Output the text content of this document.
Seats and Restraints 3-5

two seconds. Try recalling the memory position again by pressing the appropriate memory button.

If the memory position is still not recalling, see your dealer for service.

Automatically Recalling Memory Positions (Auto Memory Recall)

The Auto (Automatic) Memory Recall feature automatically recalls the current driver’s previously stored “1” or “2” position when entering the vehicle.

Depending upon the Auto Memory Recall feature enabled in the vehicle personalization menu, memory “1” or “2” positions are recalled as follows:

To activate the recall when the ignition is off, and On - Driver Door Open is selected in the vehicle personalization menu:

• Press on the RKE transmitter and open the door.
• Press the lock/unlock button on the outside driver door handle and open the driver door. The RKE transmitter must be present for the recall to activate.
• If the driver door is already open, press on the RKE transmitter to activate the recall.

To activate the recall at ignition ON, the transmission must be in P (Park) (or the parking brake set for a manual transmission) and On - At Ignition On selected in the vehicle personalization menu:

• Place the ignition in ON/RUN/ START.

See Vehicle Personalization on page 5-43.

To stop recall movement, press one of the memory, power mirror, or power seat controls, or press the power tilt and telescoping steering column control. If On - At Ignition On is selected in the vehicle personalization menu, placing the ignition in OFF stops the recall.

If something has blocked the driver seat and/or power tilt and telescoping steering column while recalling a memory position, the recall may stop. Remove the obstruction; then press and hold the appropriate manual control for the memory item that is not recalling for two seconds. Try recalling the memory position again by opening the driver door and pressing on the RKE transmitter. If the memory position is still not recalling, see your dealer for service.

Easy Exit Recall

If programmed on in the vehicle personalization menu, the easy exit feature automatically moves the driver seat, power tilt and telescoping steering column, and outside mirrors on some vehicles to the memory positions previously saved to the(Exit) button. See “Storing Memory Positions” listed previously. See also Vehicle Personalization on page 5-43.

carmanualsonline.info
******
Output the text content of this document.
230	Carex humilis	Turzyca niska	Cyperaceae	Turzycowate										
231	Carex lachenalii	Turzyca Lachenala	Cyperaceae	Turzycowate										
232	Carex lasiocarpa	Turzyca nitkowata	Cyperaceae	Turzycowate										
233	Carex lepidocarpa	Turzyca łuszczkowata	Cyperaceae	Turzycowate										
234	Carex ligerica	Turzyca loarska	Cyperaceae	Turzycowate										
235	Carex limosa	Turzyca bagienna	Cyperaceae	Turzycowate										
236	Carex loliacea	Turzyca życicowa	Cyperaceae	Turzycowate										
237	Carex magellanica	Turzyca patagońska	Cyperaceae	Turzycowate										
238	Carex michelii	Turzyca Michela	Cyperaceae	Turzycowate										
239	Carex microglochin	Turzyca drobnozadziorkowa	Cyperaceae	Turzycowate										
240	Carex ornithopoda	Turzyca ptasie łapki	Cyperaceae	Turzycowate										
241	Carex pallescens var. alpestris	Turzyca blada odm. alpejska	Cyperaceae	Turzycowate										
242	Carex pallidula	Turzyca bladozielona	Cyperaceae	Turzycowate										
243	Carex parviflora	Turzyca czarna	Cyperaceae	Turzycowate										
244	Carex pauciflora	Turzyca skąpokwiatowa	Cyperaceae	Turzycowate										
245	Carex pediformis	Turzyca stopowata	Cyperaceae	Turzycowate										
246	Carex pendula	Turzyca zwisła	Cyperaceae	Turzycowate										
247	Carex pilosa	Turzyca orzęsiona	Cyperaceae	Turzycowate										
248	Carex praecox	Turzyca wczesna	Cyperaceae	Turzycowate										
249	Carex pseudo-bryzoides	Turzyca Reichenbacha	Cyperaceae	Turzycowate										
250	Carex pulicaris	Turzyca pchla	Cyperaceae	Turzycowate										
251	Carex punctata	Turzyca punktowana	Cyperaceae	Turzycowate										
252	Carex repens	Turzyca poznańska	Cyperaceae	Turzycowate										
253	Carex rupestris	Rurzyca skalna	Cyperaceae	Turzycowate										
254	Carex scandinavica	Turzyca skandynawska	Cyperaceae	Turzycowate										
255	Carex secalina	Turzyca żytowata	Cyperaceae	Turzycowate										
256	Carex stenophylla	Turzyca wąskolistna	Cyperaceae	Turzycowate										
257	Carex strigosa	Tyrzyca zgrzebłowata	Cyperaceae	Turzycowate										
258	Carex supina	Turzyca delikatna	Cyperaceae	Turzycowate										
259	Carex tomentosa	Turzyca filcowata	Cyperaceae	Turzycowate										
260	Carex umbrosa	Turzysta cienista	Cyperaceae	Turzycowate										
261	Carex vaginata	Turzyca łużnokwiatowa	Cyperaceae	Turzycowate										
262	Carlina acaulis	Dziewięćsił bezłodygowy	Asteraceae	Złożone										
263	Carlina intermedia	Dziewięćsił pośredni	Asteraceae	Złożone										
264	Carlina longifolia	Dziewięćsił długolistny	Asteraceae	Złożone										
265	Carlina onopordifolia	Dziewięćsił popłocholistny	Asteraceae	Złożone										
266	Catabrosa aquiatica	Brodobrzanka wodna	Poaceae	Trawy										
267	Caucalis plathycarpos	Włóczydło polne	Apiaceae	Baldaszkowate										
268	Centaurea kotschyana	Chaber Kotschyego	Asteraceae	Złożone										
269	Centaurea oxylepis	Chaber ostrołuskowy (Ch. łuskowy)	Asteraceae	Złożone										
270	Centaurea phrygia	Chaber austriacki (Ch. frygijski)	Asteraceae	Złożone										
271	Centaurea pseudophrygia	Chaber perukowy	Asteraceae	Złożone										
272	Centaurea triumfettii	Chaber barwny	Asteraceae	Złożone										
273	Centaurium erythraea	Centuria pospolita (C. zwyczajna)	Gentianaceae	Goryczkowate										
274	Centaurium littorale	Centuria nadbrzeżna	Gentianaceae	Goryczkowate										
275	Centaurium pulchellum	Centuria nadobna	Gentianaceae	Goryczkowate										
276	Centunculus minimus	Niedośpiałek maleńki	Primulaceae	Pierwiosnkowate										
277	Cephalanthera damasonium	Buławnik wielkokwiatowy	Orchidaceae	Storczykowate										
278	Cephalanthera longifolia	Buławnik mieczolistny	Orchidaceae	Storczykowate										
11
******
Task requirements: Lines that hold "longifolia" are the ones to copy; find all of them.

Reply:
264	Carlina longifolia	Dziewięćsił długolistny	Asteraceae	Złożone										
278	Cephalanthera longifolia	Buławnik mieczolistny	Orchidaceae	Storczykowate										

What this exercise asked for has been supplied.